- [WORK TO BE COMPLETED]:
Could you return, unchanged, only the lines of data below that begin with the one containing "chart-title-line-3: (All respondents, n=1,622)" and continue through the one containing "legend-item-very-unfavourable: Very unfavourable", including both of those lines?

- [MATERIAL PROVIDED]:
-=-=-=-=-

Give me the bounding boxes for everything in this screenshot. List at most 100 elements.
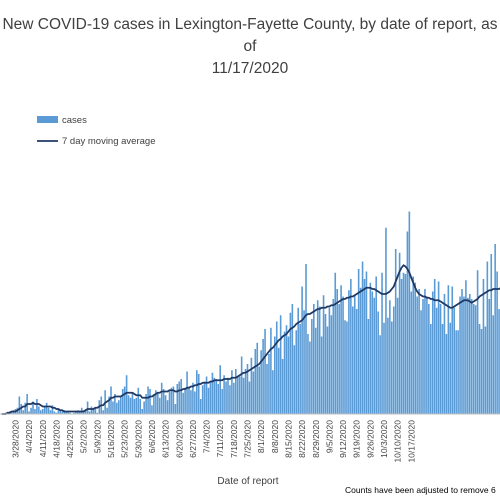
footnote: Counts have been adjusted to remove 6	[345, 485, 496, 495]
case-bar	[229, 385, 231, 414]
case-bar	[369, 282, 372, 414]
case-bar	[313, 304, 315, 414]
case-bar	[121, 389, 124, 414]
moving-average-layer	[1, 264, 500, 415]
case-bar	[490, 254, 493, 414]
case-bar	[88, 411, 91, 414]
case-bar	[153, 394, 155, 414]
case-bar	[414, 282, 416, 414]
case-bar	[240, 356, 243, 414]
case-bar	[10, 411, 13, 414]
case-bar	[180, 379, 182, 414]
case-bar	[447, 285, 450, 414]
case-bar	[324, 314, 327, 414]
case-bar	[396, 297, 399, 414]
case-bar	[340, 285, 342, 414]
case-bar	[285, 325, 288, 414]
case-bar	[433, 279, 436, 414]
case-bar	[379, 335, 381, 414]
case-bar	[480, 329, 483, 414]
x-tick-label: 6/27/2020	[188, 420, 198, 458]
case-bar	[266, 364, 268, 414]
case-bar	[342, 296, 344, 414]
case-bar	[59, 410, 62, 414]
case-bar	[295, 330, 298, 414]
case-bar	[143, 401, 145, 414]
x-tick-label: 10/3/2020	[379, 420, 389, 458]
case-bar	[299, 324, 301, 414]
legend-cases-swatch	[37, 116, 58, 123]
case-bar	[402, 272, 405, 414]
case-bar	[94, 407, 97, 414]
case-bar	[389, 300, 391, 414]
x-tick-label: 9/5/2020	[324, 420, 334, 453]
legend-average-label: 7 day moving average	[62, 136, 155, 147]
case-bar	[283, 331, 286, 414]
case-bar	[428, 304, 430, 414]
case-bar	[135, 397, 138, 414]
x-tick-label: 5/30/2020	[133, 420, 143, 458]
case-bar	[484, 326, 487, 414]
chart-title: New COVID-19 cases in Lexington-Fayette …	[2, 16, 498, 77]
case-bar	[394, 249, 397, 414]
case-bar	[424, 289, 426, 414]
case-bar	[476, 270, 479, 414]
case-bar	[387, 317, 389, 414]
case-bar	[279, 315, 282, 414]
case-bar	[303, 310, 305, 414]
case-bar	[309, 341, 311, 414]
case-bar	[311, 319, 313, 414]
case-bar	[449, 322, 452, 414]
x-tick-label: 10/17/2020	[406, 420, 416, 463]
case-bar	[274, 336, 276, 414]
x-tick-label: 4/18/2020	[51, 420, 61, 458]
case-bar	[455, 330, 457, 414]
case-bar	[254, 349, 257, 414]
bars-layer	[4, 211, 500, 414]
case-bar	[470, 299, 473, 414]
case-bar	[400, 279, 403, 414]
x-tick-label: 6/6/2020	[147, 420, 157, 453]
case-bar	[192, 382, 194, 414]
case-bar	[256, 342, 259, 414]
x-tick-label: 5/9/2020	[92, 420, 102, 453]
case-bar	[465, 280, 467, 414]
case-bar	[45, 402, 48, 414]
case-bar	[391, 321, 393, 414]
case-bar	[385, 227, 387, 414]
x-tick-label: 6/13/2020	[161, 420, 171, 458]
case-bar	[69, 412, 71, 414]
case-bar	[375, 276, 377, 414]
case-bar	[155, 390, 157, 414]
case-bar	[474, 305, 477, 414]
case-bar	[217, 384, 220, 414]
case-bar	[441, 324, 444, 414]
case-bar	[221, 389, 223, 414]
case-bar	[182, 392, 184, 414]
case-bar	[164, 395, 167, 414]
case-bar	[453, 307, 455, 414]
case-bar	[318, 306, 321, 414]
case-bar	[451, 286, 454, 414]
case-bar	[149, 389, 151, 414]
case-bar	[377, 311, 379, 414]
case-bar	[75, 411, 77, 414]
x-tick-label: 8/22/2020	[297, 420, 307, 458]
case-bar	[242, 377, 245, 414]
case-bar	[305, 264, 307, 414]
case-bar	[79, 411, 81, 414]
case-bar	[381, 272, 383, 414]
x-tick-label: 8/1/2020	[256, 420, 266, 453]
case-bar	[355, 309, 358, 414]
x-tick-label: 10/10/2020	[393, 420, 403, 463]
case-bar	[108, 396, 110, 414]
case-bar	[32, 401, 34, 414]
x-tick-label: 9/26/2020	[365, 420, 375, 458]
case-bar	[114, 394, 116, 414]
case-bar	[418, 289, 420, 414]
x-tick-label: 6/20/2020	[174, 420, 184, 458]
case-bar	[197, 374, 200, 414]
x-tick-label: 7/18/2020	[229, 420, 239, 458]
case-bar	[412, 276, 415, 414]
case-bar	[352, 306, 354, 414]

-=-=-=-=-

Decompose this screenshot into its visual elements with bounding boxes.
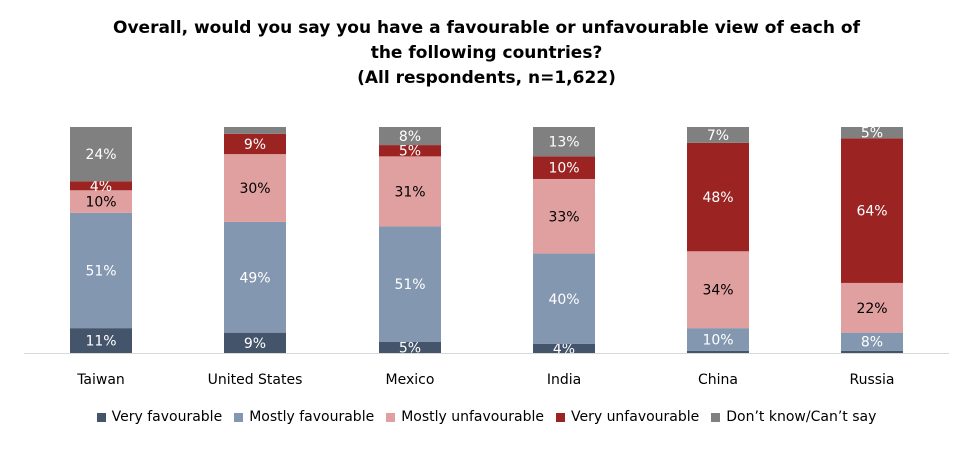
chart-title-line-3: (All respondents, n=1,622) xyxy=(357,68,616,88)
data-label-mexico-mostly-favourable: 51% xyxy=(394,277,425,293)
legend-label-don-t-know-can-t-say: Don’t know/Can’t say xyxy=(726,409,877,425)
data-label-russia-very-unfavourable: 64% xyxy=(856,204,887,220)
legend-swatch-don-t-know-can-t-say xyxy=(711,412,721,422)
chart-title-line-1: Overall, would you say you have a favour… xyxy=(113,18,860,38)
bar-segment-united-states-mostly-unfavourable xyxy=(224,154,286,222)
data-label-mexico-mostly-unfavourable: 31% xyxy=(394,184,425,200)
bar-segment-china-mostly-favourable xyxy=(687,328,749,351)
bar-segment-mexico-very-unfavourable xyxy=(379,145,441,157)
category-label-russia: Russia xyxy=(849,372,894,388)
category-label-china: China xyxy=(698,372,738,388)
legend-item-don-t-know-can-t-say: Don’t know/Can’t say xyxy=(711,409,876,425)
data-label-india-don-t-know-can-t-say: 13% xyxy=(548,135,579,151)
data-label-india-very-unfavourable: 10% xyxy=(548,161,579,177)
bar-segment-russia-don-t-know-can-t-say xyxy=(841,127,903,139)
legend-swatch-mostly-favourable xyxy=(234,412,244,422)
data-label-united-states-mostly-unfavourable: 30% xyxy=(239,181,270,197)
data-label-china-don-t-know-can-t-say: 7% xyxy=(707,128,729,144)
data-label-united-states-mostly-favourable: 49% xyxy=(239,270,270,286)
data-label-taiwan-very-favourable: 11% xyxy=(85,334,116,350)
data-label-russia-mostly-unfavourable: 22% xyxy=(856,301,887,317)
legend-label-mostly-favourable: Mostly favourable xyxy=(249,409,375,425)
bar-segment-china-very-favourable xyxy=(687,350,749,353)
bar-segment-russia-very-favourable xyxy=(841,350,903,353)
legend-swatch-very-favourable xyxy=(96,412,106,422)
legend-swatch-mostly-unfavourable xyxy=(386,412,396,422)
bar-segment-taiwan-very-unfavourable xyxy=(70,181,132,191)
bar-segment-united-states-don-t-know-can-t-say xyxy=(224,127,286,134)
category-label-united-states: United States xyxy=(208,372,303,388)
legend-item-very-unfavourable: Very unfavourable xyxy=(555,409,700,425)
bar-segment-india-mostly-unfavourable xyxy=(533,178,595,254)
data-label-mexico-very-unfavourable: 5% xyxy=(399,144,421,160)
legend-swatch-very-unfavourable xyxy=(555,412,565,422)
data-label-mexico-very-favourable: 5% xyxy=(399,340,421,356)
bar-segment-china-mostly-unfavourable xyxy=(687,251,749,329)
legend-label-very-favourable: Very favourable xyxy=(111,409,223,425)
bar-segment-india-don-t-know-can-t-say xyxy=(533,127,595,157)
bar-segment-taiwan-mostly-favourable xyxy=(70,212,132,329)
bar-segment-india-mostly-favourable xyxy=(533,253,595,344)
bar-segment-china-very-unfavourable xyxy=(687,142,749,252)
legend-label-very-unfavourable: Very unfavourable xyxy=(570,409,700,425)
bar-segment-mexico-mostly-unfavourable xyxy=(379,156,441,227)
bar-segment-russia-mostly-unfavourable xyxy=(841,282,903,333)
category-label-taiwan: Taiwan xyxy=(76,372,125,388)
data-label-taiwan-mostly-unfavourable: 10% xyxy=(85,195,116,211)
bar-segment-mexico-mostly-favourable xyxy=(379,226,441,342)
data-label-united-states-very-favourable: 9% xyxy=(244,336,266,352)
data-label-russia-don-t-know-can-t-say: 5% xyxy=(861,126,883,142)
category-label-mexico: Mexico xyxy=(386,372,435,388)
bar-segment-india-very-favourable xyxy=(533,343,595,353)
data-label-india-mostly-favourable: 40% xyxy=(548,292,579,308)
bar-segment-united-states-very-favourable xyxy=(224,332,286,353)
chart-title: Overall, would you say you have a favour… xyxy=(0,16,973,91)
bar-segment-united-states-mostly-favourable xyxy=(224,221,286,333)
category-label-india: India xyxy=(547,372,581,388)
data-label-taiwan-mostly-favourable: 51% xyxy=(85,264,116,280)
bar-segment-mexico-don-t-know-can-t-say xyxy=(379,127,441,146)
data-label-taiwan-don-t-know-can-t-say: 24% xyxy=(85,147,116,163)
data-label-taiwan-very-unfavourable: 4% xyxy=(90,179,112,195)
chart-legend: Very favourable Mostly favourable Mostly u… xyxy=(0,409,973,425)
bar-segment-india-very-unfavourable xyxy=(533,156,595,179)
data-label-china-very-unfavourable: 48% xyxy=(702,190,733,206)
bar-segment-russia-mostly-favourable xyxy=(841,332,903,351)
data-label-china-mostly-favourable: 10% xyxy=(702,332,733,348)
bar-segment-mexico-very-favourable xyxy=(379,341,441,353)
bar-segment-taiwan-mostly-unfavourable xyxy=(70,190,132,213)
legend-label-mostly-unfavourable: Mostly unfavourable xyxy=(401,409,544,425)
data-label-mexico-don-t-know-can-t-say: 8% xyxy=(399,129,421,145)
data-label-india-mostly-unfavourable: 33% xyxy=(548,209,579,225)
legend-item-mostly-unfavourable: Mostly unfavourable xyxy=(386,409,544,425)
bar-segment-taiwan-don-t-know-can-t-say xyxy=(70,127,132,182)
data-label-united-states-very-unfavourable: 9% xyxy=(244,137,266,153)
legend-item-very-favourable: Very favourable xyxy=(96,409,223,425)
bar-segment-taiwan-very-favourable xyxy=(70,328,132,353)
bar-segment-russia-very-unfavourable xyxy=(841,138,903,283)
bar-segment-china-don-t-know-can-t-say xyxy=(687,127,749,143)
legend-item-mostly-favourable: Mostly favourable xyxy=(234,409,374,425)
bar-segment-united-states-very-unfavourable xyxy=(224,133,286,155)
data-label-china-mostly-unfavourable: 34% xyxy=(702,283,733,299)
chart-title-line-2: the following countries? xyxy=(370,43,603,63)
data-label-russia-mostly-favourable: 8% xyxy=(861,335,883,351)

-=-=-=-=-

- [ANSWER TO THE TASK]:
chart-title-line-3: (All respondents, n=1,622) xyxy=(357,68,616,88)
data-label-mexico-mostly-favourable: 51% xyxy=(394,277,425,293)
legend-label-don-t-know-can-t-say: Don’t know/Can’t say xyxy=(726,409,877,425)
data-label-russia-very-unfavourable: 64% xyxy=(856,204,887,220)
legend-swatch-don-t-know-can-t-say xyxy=(711,412,721,422)
chart-title-line-1: Overall, would you say you have a favour… xyxy=(113,18,860,38)
bar-segment-united-states-mostly-unfavourable xyxy=(224,154,286,222)
data-label-mexico-mostly-unfavourable: 31% xyxy=(394,184,425,200)
bar-segment-china-mostly-favourable xyxy=(687,328,749,351)
bar-segment-mexico-very-unfavourable xyxy=(379,145,441,157)
category-label-russia: Russia xyxy=(849,372,894,388)
category-label-china: China xyxy=(698,372,738,388)
legend-item-don-t-know-can-t-say: Don’t know/Can’t say xyxy=(711,409,876,425)
data-label-india-don-t-know-can-t-say: 13% xyxy=(548,135,579,151)
data-label-india-very-unfavourable: 10% xyxy=(548,161,579,177)
bar-segment-russia-don-t-know-can-t-say xyxy=(841,127,903,139)
legend-swatch-mostly-favourable xyxy=(234,412,244,422)
data-label-united-states-mostly-unfavourable: 30% xyxy=(239,181,270,197)
data-label-china-don-t-know-can-t-say: 7% xyxy=(707,128,729,144)
data-label-united-states-mostly-favourable: 49% xyxy=(239,270,270,286)
data-label-taiwan-very-favourable: 11% xyxy=(85,334,116,350)
data-label-russia-mostly-unfavourable: 22% xyxy=(856,301,887,317)
legend-label-mostly-favourable: Mostly favourable xyxy=(249,409,375,425)
bar-segment-china-very-favourable xyxy=(687,350,749,353)
bar-segment-russia-very-favourable xyxy=(841,350,903,353)
legend-swatch-very-favourable xyxy=(96,412,106,422)
legend-swatch-mostly-unfavourable xyxy=(386,412,396,422)
bar-segment-taiwan-very-unfavourable xyxy=(70,181,132,191)
bar-segment-united-states-don-t-know-can-t-say xyxy=(224,127,286,134)
category-label-united-states: United States xyxy=(208,372,303,388)
legend-item-very-unfavourable: Very unfavourable xyxy=(555,409,700,425)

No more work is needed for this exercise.